WRITTEN INSTRUCTION:
For the data below, report only the number of lines containing the string "الأثرم".

RECORDS TO PROCESS:
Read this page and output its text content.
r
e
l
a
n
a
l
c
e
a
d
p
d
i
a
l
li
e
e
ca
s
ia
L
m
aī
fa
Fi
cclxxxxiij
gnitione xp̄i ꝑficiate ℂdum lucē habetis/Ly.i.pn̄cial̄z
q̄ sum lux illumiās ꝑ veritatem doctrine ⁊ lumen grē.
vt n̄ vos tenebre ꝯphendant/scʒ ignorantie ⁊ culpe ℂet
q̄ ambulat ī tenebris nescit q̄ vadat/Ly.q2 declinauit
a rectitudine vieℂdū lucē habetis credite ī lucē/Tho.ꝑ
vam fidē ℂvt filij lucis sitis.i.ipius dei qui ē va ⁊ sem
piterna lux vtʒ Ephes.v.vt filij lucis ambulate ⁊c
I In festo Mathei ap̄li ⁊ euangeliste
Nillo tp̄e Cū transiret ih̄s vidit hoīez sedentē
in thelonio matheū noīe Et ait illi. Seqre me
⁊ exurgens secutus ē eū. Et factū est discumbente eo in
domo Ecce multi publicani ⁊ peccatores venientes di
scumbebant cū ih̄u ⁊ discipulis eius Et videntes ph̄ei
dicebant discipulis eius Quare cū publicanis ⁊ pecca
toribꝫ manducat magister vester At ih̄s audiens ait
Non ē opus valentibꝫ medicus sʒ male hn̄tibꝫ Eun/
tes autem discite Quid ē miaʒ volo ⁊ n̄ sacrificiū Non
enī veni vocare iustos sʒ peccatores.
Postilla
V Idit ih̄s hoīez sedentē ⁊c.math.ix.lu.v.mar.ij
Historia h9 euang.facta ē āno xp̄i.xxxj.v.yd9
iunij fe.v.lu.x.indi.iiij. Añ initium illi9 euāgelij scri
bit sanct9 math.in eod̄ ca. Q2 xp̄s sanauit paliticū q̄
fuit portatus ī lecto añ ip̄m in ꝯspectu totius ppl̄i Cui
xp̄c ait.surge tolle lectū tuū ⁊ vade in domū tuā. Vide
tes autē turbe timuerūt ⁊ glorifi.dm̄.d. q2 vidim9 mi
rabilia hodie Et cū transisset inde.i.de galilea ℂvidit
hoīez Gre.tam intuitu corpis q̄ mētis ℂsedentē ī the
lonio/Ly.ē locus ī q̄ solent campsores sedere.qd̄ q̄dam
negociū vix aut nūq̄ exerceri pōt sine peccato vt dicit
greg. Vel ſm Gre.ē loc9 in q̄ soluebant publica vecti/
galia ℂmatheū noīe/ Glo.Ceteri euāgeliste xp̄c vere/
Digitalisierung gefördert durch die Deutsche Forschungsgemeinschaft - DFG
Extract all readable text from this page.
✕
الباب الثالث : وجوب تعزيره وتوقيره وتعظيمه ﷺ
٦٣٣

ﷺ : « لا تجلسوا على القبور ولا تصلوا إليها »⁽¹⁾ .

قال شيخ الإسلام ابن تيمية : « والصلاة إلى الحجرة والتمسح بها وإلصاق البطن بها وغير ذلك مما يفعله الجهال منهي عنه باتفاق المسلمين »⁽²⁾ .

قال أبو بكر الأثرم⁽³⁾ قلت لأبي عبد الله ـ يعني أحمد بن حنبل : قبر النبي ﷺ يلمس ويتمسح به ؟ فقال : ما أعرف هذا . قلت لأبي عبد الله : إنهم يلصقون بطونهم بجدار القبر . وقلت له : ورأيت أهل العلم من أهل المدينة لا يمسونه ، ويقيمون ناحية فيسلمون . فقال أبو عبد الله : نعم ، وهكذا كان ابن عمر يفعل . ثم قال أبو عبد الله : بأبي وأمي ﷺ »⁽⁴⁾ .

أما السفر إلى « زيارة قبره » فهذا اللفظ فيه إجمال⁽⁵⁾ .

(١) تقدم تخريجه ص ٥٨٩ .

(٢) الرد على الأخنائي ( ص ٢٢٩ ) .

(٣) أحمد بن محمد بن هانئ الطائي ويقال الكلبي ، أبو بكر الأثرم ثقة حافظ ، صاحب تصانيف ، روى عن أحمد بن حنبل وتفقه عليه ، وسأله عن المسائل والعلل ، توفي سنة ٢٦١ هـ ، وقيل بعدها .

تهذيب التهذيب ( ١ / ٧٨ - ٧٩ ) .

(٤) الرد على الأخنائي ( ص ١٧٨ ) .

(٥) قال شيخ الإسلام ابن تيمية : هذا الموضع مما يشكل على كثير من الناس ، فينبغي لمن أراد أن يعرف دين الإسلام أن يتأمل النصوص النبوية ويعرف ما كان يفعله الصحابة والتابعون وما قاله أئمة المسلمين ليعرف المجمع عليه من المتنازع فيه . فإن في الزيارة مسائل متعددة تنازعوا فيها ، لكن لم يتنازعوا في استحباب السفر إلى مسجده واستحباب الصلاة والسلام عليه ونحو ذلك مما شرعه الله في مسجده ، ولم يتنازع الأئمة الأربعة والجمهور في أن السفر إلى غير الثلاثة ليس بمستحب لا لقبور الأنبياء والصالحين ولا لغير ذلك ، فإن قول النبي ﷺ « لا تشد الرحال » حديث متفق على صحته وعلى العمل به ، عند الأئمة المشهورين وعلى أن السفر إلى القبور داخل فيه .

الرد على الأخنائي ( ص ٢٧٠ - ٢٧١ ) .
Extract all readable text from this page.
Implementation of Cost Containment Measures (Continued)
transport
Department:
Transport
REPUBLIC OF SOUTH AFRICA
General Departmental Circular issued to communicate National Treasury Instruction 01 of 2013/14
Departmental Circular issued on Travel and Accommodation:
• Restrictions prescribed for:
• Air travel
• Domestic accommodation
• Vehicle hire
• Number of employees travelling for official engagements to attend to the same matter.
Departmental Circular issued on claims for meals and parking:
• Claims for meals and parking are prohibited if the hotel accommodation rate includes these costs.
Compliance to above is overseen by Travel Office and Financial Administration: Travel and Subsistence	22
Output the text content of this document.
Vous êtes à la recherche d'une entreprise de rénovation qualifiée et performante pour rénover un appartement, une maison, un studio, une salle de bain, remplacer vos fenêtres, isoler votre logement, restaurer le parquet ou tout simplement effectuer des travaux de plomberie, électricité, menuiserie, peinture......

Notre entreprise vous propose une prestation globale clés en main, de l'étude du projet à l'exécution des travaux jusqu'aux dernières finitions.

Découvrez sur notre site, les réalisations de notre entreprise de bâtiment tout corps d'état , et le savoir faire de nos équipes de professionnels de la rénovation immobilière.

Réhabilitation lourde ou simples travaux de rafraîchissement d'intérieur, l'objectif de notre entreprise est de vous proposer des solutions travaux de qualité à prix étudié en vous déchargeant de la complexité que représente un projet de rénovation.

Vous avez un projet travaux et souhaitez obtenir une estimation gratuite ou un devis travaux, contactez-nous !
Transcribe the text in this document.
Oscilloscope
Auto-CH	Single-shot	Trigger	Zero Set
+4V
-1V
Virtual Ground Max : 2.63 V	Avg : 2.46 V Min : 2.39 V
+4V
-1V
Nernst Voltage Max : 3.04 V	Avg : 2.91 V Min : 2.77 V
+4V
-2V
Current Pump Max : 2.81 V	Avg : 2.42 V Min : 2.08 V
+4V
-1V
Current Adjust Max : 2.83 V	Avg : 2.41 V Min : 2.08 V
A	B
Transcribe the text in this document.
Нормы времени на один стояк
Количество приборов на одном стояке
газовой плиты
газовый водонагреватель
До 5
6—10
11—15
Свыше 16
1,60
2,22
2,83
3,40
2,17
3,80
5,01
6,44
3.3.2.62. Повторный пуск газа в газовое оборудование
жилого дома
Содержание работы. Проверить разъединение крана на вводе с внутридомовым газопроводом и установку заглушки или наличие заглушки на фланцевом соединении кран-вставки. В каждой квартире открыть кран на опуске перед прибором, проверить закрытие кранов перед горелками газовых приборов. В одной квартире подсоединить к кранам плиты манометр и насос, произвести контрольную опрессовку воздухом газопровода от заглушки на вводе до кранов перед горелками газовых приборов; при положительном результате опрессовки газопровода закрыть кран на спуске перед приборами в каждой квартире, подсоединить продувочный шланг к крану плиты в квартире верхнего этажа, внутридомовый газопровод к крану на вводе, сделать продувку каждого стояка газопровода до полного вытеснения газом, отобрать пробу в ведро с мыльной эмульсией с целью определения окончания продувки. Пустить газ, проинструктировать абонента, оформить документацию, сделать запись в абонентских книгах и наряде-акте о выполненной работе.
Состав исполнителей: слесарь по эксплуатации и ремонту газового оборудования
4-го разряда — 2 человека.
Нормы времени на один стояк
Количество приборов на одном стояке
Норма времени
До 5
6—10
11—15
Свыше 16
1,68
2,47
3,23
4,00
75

COMPLETED EXERCISE:
2